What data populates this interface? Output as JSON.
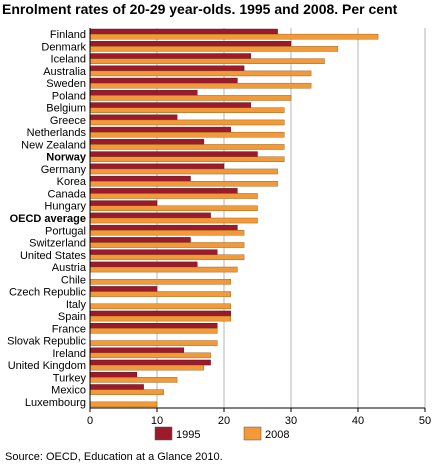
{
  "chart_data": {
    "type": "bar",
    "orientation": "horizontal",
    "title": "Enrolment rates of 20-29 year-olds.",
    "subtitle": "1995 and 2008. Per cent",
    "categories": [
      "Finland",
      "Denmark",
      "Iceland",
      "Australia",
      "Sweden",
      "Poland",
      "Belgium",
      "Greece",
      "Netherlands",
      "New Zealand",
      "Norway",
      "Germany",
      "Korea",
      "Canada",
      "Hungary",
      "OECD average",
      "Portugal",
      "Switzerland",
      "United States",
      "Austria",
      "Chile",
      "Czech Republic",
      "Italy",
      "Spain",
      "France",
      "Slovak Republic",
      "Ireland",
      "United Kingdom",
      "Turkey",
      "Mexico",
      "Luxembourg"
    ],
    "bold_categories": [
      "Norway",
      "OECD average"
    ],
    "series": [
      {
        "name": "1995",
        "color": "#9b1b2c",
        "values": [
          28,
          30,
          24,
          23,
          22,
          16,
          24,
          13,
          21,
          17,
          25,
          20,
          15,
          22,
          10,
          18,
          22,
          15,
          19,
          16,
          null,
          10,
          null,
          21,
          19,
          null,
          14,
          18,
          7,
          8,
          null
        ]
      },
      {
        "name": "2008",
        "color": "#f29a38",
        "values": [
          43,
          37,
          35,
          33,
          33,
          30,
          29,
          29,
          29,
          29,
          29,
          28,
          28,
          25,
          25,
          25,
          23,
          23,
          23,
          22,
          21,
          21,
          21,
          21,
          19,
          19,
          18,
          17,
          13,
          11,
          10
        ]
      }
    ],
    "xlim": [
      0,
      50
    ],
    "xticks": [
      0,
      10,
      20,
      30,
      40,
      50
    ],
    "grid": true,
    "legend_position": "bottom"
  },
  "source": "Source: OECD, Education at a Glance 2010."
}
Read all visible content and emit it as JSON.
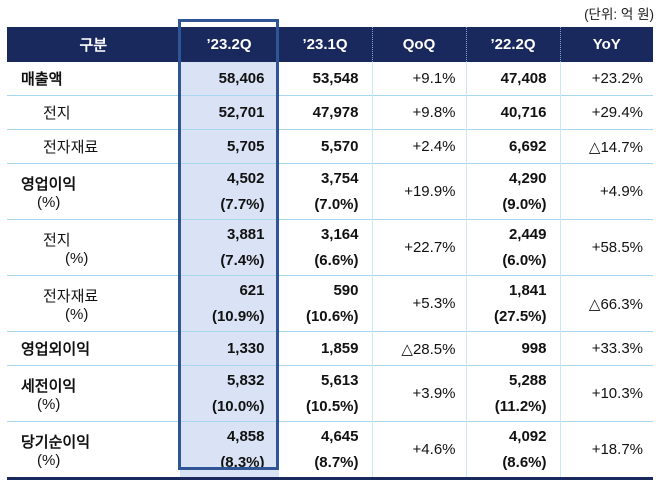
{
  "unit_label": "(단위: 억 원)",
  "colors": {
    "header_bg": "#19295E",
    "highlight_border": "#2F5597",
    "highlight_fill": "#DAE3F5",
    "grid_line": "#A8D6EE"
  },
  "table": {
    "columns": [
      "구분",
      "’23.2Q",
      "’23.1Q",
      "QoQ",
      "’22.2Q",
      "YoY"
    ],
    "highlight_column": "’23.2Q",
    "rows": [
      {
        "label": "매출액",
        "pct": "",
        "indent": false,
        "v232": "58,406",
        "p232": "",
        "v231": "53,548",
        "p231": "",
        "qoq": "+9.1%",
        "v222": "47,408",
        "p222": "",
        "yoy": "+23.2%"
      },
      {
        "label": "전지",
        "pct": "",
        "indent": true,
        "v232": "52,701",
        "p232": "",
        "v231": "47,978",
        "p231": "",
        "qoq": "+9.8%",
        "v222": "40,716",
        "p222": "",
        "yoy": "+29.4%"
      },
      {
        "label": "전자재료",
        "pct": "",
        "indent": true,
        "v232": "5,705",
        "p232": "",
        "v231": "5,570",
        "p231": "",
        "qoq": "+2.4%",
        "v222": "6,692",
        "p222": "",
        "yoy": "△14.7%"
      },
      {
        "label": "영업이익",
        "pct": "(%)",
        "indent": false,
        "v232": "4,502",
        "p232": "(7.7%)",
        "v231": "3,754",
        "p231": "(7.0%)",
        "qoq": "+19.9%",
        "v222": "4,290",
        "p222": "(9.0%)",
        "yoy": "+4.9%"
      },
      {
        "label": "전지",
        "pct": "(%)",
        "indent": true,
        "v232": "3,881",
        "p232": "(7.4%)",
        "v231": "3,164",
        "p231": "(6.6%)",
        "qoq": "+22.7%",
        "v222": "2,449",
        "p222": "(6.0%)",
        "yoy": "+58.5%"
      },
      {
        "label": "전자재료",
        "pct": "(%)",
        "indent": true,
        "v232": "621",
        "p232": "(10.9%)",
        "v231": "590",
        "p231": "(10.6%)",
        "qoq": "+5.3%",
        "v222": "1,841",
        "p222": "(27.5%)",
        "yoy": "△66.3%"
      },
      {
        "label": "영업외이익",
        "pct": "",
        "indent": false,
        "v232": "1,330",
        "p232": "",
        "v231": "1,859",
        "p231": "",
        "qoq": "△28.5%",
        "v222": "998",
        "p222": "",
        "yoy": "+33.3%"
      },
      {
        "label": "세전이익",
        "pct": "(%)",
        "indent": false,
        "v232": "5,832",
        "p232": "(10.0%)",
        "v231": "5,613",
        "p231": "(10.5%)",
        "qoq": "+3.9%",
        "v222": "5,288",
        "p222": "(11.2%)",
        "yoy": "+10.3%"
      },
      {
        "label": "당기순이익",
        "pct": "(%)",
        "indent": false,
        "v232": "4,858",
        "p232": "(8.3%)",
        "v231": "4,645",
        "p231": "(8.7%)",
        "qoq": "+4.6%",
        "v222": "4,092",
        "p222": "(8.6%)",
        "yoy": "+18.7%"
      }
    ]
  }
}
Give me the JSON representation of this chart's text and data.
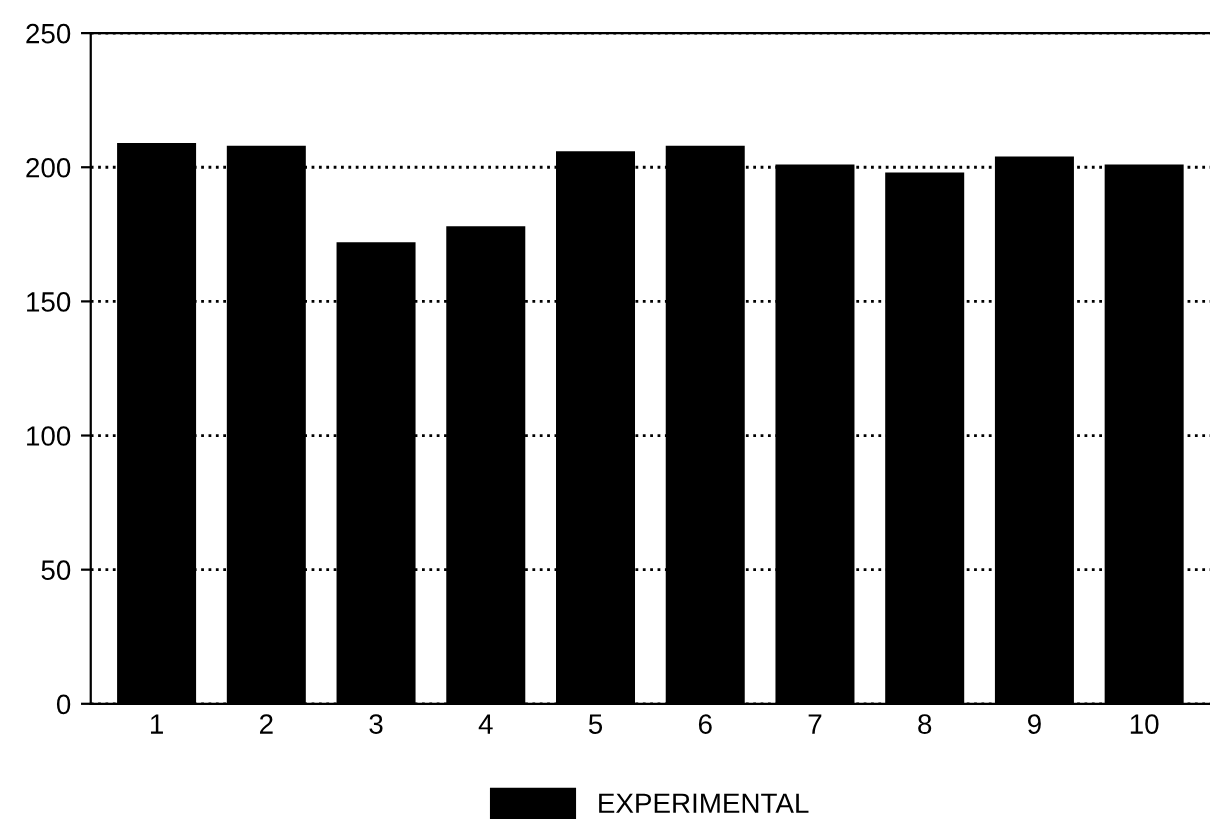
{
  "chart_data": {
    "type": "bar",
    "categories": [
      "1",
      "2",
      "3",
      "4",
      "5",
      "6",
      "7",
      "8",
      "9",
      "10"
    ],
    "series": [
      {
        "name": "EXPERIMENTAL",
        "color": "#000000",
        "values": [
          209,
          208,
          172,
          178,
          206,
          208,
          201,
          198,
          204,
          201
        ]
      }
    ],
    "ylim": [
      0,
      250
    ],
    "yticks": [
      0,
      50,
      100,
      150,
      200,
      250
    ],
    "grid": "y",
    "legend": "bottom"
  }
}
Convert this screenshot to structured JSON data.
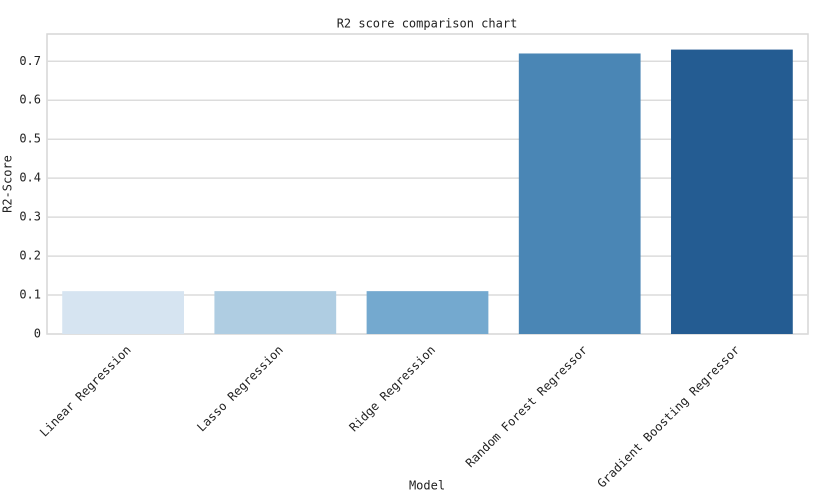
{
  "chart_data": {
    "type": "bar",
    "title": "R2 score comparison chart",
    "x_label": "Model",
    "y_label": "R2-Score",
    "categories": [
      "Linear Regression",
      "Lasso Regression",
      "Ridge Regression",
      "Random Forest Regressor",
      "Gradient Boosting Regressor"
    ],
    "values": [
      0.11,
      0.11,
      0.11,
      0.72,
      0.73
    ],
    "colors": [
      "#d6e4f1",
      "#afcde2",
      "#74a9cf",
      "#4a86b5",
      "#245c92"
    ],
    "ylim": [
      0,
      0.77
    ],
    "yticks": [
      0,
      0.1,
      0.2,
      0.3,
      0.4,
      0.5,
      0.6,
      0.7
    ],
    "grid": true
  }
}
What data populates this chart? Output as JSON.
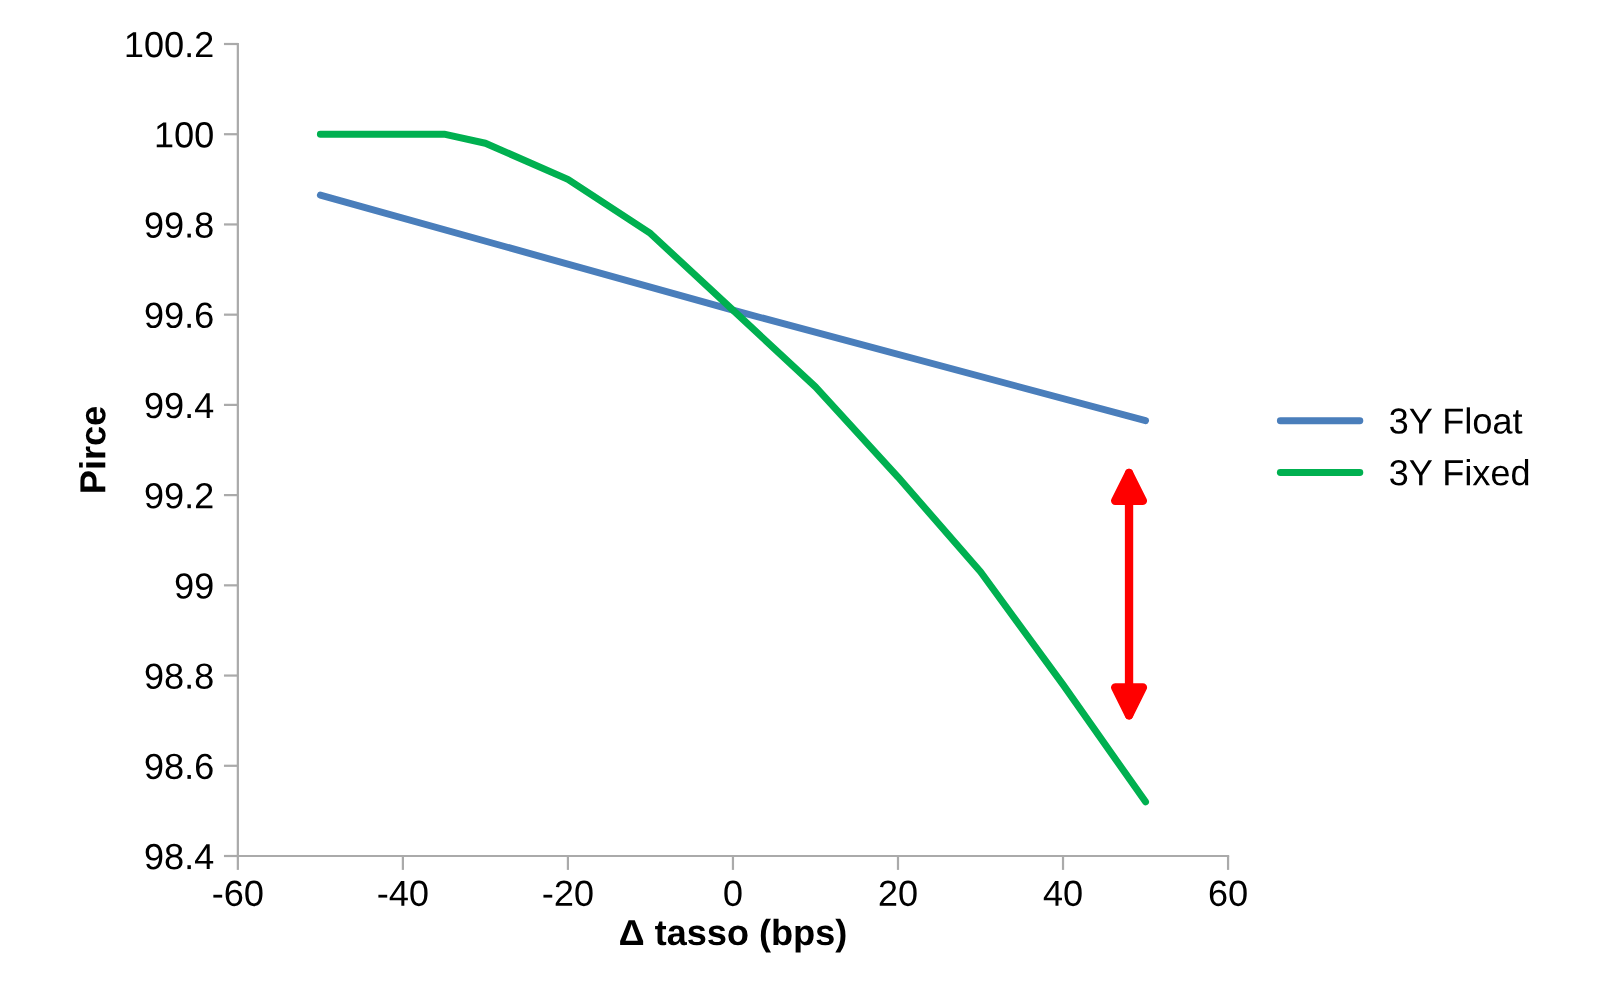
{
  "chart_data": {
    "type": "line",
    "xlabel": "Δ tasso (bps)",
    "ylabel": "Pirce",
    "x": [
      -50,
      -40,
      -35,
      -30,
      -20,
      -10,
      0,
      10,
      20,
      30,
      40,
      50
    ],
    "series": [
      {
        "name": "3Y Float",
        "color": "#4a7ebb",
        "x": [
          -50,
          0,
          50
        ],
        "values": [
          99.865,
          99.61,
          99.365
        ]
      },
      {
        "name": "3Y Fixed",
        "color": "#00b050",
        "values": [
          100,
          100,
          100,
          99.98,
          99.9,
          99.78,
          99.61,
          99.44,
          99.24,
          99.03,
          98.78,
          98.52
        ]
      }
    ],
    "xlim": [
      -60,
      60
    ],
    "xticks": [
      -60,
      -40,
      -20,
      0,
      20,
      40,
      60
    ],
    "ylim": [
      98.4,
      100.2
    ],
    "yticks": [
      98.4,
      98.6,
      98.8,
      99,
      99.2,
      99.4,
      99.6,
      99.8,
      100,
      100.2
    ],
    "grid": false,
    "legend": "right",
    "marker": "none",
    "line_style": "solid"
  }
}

------------------------

PROMPT. Go through the material line by line. Show each line that contains the string "JSON".

COMPLETED TASK.
What data populates this interface? Output as JSON.
Read all visible content and emit it as JSON.
Give me the JSON representation of this chart's text and data.
Convert this screenshot to structured JSON data.
What data populates this chart? Output as JSON.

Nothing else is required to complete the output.